Output the material exactly, but drop every image it holds.

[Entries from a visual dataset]
##############################

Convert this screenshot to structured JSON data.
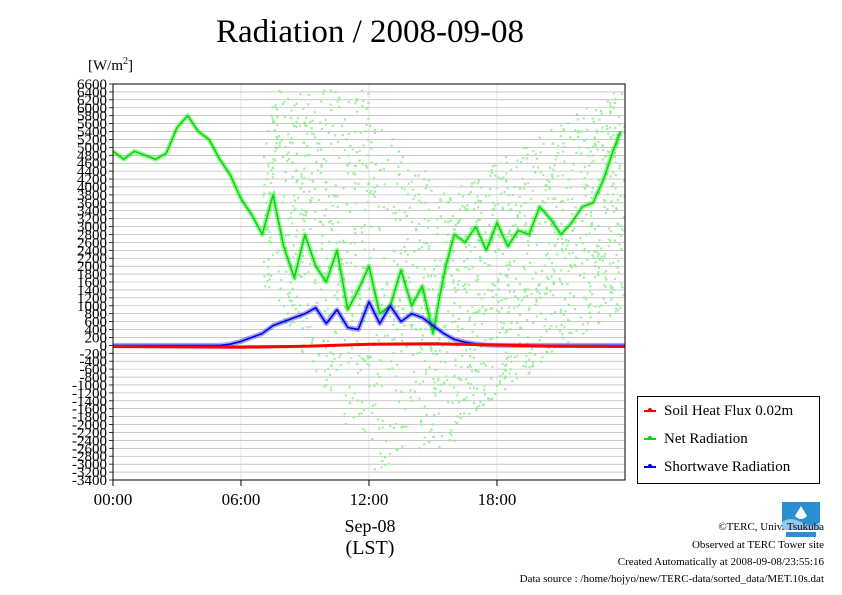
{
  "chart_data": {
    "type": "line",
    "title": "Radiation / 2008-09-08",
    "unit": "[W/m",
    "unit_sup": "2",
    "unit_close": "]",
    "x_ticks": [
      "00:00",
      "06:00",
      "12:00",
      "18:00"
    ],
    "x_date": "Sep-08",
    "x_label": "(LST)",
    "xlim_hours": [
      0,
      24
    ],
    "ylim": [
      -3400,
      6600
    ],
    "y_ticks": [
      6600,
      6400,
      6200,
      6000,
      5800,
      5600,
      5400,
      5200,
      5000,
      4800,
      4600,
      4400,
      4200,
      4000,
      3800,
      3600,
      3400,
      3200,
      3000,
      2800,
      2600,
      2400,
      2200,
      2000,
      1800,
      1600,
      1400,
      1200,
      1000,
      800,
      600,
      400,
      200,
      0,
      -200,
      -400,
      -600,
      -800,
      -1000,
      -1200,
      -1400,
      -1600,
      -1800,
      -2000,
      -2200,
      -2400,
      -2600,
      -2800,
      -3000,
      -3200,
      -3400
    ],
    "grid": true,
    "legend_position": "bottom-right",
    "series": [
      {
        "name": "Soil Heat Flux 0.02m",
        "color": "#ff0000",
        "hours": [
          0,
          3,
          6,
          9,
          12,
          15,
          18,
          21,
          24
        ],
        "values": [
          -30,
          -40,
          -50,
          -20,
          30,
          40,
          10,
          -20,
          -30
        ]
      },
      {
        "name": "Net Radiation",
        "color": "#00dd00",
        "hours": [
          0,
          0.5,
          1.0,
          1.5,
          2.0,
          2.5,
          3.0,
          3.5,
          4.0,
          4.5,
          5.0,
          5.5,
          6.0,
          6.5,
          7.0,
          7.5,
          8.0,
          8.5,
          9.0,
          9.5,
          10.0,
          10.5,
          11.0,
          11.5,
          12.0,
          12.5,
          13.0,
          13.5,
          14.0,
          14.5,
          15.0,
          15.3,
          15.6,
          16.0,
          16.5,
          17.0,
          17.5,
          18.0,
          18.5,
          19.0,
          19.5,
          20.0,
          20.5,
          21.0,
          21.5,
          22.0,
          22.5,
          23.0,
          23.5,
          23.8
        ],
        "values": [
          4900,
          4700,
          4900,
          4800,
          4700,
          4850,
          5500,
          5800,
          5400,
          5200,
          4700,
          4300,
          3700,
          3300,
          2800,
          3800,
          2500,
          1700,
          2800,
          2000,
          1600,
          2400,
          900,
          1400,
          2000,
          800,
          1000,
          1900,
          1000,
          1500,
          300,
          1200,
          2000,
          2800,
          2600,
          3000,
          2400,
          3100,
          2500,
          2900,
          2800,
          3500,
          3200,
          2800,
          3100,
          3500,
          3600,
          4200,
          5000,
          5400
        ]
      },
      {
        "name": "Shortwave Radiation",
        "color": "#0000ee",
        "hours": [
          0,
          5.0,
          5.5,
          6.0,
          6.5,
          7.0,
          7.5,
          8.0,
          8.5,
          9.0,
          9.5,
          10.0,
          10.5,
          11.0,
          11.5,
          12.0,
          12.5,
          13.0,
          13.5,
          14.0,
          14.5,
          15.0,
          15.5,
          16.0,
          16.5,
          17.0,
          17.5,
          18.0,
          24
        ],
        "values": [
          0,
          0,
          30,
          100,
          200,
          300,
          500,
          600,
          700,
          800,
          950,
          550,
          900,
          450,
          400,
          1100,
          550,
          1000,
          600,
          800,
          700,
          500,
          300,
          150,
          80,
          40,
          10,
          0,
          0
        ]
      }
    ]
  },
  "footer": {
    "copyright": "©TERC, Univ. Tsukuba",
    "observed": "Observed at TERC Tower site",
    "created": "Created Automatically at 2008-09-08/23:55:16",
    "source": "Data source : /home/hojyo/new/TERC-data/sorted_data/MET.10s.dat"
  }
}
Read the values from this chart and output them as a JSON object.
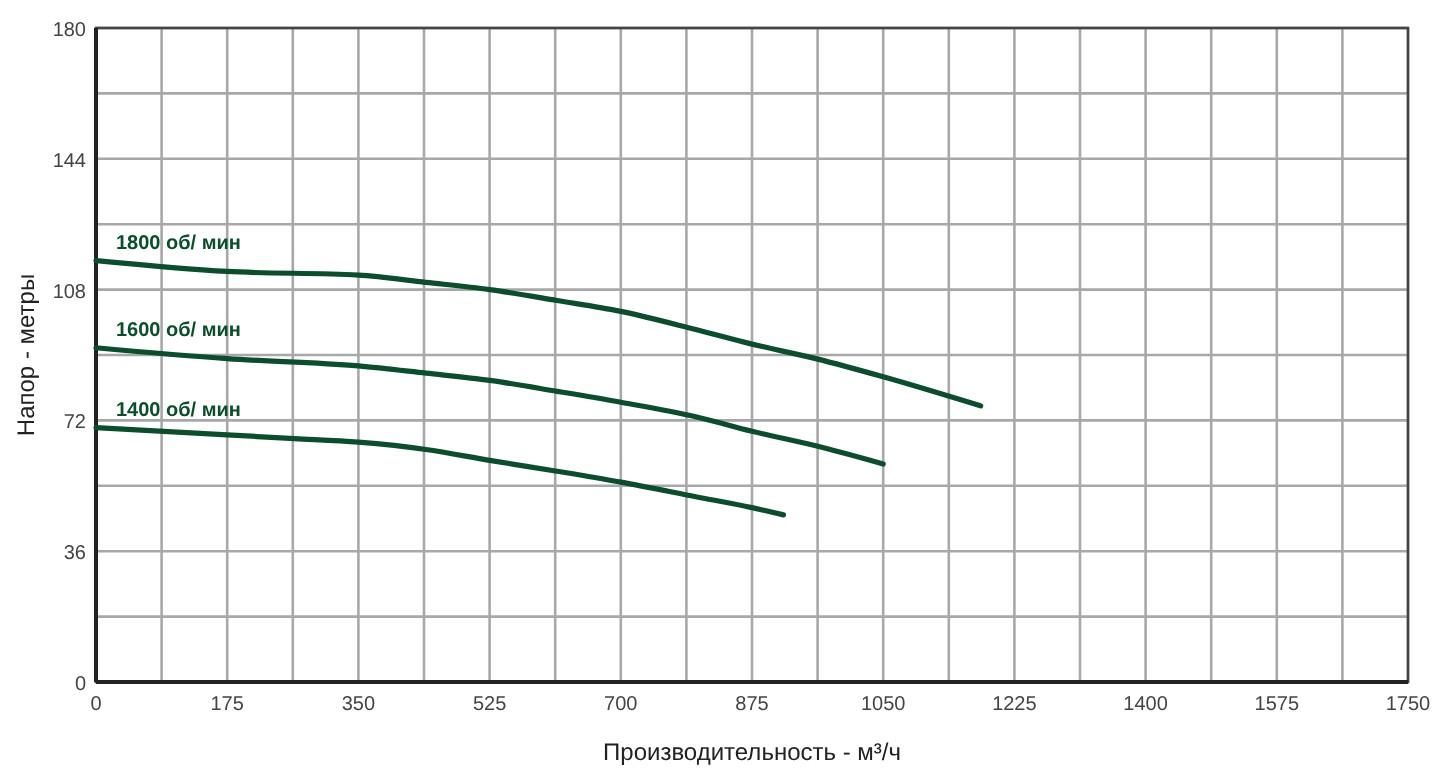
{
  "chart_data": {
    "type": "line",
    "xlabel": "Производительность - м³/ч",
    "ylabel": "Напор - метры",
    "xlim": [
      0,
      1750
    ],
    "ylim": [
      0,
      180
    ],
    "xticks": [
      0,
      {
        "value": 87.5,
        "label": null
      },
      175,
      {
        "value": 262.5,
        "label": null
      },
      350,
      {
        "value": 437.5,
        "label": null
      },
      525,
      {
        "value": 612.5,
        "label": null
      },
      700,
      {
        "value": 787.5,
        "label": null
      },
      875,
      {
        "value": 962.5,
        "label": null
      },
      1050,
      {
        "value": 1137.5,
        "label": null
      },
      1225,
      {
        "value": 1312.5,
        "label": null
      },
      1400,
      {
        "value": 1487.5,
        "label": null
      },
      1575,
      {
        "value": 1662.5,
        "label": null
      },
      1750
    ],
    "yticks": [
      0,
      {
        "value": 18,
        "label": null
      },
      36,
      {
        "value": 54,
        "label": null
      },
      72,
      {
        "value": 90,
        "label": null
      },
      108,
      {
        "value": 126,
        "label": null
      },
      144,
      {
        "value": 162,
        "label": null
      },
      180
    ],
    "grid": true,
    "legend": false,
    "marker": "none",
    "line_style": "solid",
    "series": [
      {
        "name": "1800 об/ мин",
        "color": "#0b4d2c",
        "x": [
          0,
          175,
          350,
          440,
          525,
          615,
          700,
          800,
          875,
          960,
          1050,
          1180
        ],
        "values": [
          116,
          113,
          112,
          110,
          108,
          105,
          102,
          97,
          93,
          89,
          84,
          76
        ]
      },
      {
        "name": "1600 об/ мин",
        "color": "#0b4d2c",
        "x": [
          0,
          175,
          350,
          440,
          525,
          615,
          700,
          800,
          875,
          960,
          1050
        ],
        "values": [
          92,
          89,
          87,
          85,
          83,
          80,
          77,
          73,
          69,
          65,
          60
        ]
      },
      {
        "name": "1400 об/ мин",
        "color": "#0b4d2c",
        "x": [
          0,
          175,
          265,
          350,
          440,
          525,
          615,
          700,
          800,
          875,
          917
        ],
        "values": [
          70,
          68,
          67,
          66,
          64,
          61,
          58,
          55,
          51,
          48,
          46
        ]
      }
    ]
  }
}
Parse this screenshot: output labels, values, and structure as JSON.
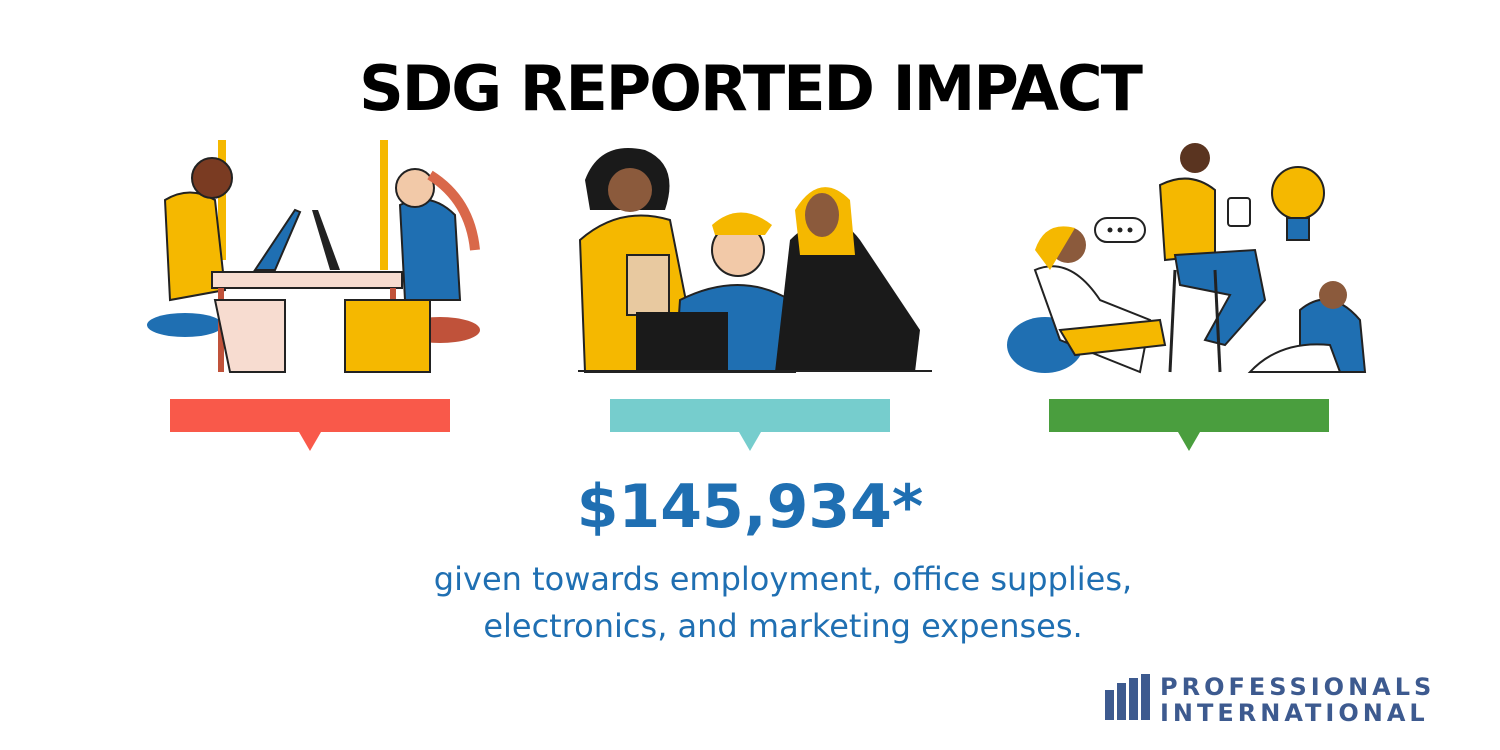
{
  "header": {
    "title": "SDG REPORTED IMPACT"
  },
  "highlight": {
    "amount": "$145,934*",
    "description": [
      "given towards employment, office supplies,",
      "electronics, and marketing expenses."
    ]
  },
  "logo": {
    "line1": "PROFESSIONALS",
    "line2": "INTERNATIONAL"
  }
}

##############################

TASK ANSWER ▸
Convert this screenshot to structured JSON data.
{
  "chart_data": {
    "type": "line",
    "title": "Radiation / 2008-09-08",
    "unit": "[W/m",
    "unit_sup": "2",
    "unit_close": "]",
    "x_ticks": [
      "00:00",
      "06:00",
      "12:00",
      "18:00"
    ],
    "x_date": "Sep-08",
    "x_label": "(LST)",
    "xlim_hours": [
      0,
      24
    ],
    "ylim": [
      -3400,
      6600
    ],
    "y_ticks": [
      6600,
      6400,
      6200,
      6000,
      5800,
      5600,
      5400,
      5200,
      5000,
      4800,
      4600,
      4400,
      4200,
      4000,
      3800,
      3600,
      3400,
      3200,
      3000,
      2800,
      2600,
      2400,
      2200,
      2000,
      1800,
      1600,
      1400,
      1200,
      1000,
      800,
      600,
      400,
      200,
      0,
      -200,
      -400,
      -600,
      -800,
      -1000,
      -1200,
      -1400,
      -1600,
      -1800,
      -2000,
      -2200,
      -2400,
      -2600,
      -2800,
      -3000,
      -3200,
      -3400
    ],
    "grid": true,
    "legend_position": "bottom-right",
    "series": [
      {
        "name": "Soil Heat Flux 0.02m",
        "color": "#ff0000",
        "hours": [
          0,
          3,
          6,
          9,
          12,
          15,
          18,
          21,
          24
        ],
        "values": [
          -30,
          -40,
          -50,
          -20,
          30,
          40,
          10,
          -20,
          -30
        ]
      },
      {
        "name": "Net Radiation",
        "color": "#00dd00",
        "hours": [
          0,
          0.5,
          1.0,
          1.5,
          2.0,
          2.5,
          3.0,
          3.5,
          4.0,
          4.5,
          5.0,
          5.5,
          6.0,
          6.5,
          7.0,
          7.5,
          8.0,
          8.5,
          9.0,
          9.5,
          10.0,
          10.5,
          11.0,
          11.5,
          12.0,
          12.5,
          13.0,
          13.5,
          14.0,
          14.5,
          15.0,
          15.3,
          15.6,
          16.0,
          16.5,
          17.0,
          17.5,
          18.0,
          18.5,
          19.0,
          19.5,
          20.0,
          20.5,
          21.0,
          21.5,
          22.0,
          22.5,
          23.0,
          23.5,
          23.8
        ],
        "values": [
          4900,
          4700,
          4900,
          4800,
          4700,
          4850,
          5500,
          5800,
          5400,
          5200,
          4700,
          4300,
          3700,
          3300,
          2800,
          3800,
          2500,
          1700,
          2800,
          2000,
          1600,
          2400,
          900,
          1400,
          2000,
          800,
          1000,
          1900,
          1000,
          1500,
          300,
          1200,
          2000,
          2800,
          2600,
          3000,
          2400,
          3100,
          2500,
          2900,
          2800,
          3500,
          3200,
          2800,
          3100,
          3500,
          3600,
          4200,
          5000,
          5400
        ]
      },
      {
        "name": "Shortwave Radiation",
        "color": "#0000ee",
        "hours": [
          0,
          5.0,
          5.5,
          6.0,
          6.5,
          7.0,
          7.5,
          8.0,
          8.5,
          9.0,
          9.5,
          10.0,
          10.5,
          11.0,
          11.5,
          12.0,
          12.5,
          13.0,
          13.5,
          14.0,
          14.5,
          15.0,
          15.5,
          16.0,
          16.5,
          17.0,
          17.5,
          18.0,
          24
        ],
        "values": [
          0,
          0,
          30,
          100,
          200,
          300,
          500,
          600,
          700,
          800,
          950,
          550,
          900,
          450,
          400,
          1100,
          550,
          1000,
          600,
          800,
          700,
          500,
          300,
          150,
          80,
          40,
          10,
          0,
          0
        ]
      }
    ]
  },
  "footer": {
    "copyright": "©TERC, Univ. Tsukuba",
    "observed": "Observed at TERC Tower site",
    "created": "Created Automatically at 2008-09-08/23:55:16",
    "source": "Data source : /home/hojyo/new/TERC-data/sorted_data/MET.10s.dat"
  }
}
Read the values from this chart and output them as a JSON object.
{
  "chart_data": {
    "type": "line",
    "xlabel": "Производительность - м³/ч",
    "ylabel": "Напор - метры",
    "xlim": [
      0,
      1750
    ],
    "ylim": [
      0,
      180
    ],
    "xticks": [
      0,
      {
        "value": 87.5,
        "label": null
      },
      175,
      {
        "value": 262.5,
        "label": null
      },
      350,
      {
        "value": 437.5,
        "label": null
      },
      525,
      {
        "value": 612.5,
        "label": null
      },
      700,
      {
        "value": 787.5,
        "label": null
      },
      875,
      {
        "value": 962.5,
        "label": null
      },
      1050,
      {
        "value": 1137.5,
        "label": null
      },
      1225,
      {
        "value": 1312.5,
        "label": null
      },
      1400,
      {
        "value": 1487.5,
        "label": null
      },
      1575,
      {
        "value": 1662.5,
        "label": null
      },
      1750
    ],
    "yticks": [
      0,
      {
        "value": 18,
        "label": null
      },
      36,
      {
        "value": 54,
        "label": null
      },
      72,
      {
        "value": 90,
        "label": null
      },
      108,
      {
        "value": 126,
        "label": null
      },
      144,
      {
        "value": 162,
        "label": null
      },
      180
    ],
    "grid": true,
    "legend": false,
    "marker": "none",
    "line_style": "solid",
    "series": [
      {
        "name": "1800 об/ мин",
        "color": "#0b4d2c",
        "x": [
          0,
          175,
          350,
          440,
          525,
          615,
          700,
          800,
          875,
          960,
          1050,
          1180
        ],
        "values": [
          116,
          113,
          112,
          110,
          108,
          105,
          102,
          97,
          93,
          89,
          84,
          76
        ]
      },
      {
        "name": "1600 об/ мин",
        "color": "#0b4d2c",
        "x": [
          0,
          175,
          350,
          440,
          525,
          615,
          700,
          800,
          875,
          960,
          1050
        ],
        "values": [
          92,
          89,
          87,
          85,
          83,
          80,
          77,
          73,
          69,
          65,
          60
        ]
      },
      {
        "name": "1400 об/ мин",
        "color": "#0b4d2c",
        "x": [
          0,
          175,
          265,
          350,
          440,
          525,
          615,
          700,
          800,
          875,
          917
        ],
        "values": [
          70,
          68,
          67,
          66,
          64,
          61,
          58,
          55,
          51,
          48,
          46
        ]
      }
    ]
  }
}
Parse this screenshot: output labels, values, and structure as JSON.
{
  "header": {
    "title": "SDG REPORTED IMPACT"
  },
  "highlight": {
    "amount": "$145,934*",
    "description": [
      "given towards employment, office supplies,",
      "electronics, and marketing expenses."
    ]
  },
  "logo": {
    "line1": "PROFESSIONALS",
    "line2": "INTERNATIONAL"
  }
}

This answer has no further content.